* _Texto proporcionado_:
= = = =
Palabras breves sobre el consuelo…(para tí)
En Japón, hay un pájaro, jototoguisu (que se lee en caracteres chinos shikki), cuya garganta se desgarra cada vez que canta. Se le va la vida en el canto.
Shikki, poeta japonés que murió en 1902 y que se bautizó a sí mismo con el nombre del pájaro que sangra al cantar, escribió -al borde de su propia muerte- este haikú, poema breve de tres versos
Para oídos mancillados
Con prédicas y sermones
El jototoguisu
Cansado de quienes venían a predicarle o sermonearle en su lecho de agónico, el poeta prefiere escuchar el canto del pájaro, que le dice más que todas las ideas hechas, que todos los consejos, que todos los consuelos discursivos que salen de la boca de los hombres, palabrerías que “mancillan” el oído del que sufre.
= = = =
* _Tarea propuesta 1_:
Transcribe sin cambios el fragmento del texto sobre el jototoguisu que va desde "En Japón, hay" hasta "del que sufre.".
* _Tarea propuesta 2_:
Según el texto sobre el jototoguisu, ¿en qué año murió el poeta japonés Shikki?

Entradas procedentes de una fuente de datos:
= = = =
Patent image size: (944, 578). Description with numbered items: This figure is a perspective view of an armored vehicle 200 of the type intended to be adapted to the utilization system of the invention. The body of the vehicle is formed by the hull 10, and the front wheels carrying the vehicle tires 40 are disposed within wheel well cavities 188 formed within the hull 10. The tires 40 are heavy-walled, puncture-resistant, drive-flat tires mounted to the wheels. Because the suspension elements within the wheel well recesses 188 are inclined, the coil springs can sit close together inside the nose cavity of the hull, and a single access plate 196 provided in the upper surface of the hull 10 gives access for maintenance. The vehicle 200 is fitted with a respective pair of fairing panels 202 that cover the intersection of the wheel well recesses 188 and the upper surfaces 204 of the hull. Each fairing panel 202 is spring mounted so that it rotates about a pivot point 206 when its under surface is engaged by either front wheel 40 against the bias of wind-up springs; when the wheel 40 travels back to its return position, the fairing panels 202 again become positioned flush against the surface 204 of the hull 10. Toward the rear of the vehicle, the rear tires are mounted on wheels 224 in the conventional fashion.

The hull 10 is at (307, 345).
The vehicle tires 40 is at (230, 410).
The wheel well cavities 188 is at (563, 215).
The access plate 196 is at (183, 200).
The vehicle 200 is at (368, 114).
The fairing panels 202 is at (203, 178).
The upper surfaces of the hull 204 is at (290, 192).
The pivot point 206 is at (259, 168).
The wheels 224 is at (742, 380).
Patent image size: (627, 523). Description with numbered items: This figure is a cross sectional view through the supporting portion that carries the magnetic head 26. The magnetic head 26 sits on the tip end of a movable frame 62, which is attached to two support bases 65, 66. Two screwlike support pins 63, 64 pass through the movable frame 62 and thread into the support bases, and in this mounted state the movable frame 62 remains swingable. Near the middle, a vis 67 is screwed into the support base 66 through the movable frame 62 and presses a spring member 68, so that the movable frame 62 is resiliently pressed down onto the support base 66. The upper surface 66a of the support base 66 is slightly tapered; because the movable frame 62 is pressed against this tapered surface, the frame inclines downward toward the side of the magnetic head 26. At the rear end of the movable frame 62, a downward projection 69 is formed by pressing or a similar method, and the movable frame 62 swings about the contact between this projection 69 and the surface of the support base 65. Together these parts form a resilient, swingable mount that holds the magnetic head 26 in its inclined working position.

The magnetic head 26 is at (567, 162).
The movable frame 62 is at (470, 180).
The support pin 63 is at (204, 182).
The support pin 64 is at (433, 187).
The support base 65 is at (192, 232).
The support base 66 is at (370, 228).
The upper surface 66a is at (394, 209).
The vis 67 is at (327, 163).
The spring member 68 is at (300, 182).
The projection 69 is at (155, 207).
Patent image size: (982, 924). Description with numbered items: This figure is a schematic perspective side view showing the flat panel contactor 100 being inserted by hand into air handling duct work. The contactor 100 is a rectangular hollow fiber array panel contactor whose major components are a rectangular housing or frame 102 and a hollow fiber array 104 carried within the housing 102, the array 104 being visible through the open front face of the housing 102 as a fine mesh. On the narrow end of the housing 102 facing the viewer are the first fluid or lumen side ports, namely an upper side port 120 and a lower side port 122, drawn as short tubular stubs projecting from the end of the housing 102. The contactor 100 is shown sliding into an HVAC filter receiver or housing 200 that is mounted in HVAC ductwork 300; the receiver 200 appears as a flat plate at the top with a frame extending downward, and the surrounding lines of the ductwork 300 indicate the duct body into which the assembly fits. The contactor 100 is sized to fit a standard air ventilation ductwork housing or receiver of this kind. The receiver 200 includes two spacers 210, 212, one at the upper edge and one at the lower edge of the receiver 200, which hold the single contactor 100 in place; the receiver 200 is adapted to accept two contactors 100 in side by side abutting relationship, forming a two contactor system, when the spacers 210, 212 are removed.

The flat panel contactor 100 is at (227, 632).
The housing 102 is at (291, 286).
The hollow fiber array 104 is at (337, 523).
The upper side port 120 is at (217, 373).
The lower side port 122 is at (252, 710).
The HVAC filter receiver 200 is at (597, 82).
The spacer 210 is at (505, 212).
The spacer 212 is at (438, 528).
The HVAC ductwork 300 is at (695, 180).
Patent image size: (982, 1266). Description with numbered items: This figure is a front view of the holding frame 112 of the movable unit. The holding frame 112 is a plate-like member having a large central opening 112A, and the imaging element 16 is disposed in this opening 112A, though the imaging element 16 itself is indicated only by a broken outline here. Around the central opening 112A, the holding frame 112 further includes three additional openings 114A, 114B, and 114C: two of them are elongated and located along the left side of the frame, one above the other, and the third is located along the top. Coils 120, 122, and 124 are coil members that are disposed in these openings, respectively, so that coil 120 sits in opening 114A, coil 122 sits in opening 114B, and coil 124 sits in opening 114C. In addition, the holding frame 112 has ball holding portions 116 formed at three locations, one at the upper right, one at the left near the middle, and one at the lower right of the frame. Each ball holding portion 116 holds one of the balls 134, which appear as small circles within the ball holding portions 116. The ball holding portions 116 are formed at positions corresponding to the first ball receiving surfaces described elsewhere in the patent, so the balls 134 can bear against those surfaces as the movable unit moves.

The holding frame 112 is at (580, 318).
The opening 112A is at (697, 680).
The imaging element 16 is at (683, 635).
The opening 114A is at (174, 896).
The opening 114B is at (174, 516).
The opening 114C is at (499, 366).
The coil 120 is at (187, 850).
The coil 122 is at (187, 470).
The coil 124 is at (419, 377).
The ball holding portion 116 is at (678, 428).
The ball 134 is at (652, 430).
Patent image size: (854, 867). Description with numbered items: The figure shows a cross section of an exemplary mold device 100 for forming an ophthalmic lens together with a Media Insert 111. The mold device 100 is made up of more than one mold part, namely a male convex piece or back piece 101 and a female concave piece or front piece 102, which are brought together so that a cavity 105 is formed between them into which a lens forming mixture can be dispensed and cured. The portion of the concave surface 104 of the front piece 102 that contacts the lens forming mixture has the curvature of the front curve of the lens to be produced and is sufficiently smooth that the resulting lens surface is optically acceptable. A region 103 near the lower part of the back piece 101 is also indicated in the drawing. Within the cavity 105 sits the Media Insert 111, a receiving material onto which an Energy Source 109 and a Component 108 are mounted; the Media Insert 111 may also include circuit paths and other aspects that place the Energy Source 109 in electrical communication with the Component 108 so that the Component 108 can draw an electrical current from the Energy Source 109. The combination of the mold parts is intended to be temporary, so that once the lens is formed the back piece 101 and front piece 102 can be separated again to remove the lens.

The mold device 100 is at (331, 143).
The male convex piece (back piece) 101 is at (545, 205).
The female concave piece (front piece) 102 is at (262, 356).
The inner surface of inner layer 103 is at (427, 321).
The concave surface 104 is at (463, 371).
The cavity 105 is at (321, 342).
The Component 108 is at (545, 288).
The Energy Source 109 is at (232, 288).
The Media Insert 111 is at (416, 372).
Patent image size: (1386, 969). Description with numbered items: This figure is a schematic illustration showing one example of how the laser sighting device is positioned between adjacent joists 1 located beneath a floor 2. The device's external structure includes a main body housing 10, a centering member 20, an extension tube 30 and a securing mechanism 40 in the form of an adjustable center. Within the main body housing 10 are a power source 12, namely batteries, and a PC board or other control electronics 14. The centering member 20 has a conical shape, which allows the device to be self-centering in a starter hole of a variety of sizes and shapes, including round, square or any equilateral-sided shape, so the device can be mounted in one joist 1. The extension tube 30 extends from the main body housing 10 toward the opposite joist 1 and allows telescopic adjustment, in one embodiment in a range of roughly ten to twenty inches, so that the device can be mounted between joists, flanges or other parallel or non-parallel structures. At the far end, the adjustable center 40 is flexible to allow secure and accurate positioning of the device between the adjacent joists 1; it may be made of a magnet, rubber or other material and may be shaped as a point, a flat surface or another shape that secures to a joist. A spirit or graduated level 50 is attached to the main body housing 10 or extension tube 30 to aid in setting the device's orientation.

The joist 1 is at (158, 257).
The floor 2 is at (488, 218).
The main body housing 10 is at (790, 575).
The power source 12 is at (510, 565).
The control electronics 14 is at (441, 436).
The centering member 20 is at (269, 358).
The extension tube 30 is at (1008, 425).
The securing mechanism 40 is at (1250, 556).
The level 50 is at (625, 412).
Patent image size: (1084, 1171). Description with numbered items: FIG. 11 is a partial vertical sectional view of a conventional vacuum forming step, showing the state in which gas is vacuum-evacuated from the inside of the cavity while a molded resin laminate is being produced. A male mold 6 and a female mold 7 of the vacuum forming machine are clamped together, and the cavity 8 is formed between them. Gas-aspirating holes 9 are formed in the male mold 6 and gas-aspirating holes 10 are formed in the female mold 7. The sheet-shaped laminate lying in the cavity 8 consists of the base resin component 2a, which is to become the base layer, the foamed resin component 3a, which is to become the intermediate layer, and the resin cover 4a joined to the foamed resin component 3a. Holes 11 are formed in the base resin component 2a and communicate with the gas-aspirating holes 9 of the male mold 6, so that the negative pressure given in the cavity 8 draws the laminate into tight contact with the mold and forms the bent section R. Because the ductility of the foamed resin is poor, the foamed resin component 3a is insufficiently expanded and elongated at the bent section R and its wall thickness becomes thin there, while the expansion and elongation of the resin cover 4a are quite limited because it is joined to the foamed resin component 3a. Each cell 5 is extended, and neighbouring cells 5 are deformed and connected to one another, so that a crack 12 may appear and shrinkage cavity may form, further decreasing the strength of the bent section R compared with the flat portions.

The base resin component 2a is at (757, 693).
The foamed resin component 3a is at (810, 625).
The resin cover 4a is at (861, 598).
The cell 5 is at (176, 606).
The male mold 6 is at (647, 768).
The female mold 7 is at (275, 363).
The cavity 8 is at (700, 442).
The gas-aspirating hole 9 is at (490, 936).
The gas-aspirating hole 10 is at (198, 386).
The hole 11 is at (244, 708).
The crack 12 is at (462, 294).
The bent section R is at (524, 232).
= = = =
* _Resultado obtenido 1_:
En Japón, hay un pájaro, jototoguisu (que se lee en caracteres chinos shikki), cuya garganta se desgarra cada vez que canta. Se le va la vida en el canto.
Shikki, poeta japonés que murió en 1902 y que se bautizó a sí mismo con el nombre del pájaro que sangra al cantar, escribió -al borde de su propia muerte- este haikú, poema breve de tres versos
Para oídos mancillados
Con prédicas y sermones
El jototoguisu
Cansado de quienes venían a predicarle o sermonearle en su lecho de agónico, el poeta prefiere escuchar el canto del pájaro, que le dice más que todas las ideas hechas, que todos los consejos, que todos los consuelos discursivos que salen de la boca de los hombres, palabrerías que “mancillan” el oído del que sufre.

* _Resultado obtenido 2_:
En 1902.